> [WHAT IS EXPECTED] Search the records that follow and extract every line containing the string "CHMSL".
--- Start of SOURCE RECORDS ---
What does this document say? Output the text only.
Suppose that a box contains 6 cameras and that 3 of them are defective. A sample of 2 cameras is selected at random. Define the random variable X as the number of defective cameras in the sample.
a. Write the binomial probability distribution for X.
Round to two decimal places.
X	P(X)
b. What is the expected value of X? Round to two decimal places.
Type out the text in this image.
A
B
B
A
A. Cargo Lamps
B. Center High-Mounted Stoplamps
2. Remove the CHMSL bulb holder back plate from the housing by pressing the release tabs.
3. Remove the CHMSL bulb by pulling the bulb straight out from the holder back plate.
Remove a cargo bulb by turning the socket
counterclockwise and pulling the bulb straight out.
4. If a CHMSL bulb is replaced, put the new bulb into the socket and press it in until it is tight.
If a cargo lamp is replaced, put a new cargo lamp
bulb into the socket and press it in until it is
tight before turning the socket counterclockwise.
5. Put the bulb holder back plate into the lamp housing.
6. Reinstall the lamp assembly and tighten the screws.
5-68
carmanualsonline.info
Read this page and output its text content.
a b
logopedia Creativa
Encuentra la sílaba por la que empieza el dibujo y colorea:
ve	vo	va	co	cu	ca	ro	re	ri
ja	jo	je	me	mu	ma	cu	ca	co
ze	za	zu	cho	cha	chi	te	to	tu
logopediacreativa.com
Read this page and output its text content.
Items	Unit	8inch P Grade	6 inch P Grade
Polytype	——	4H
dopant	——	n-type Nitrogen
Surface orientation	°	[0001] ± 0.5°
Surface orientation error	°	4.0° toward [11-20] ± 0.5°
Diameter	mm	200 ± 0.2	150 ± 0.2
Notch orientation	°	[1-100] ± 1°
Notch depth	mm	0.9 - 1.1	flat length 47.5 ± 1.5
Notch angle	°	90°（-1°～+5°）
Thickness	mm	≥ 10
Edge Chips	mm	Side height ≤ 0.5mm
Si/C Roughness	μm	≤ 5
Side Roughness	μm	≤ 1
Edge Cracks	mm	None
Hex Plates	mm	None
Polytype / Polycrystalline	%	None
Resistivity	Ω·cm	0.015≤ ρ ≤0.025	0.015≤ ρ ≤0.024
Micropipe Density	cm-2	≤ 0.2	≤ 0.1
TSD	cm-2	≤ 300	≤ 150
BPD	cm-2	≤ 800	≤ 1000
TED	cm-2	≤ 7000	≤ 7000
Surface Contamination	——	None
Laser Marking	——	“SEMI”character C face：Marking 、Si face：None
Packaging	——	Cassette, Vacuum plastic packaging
--- End of SOURCE RECORDS ---
> [ANSWER FOR THIS EXERCISE]
2. Remove the CHMSL bulb holder back plate from the housing by pressing the release tabs.
3. Remove the CHMSL bulb by pulling the bulb straight out from the holder back plate.
4. If a CHMSL bulb is replaced, put the new bulb into the socket and press it in until it is tight.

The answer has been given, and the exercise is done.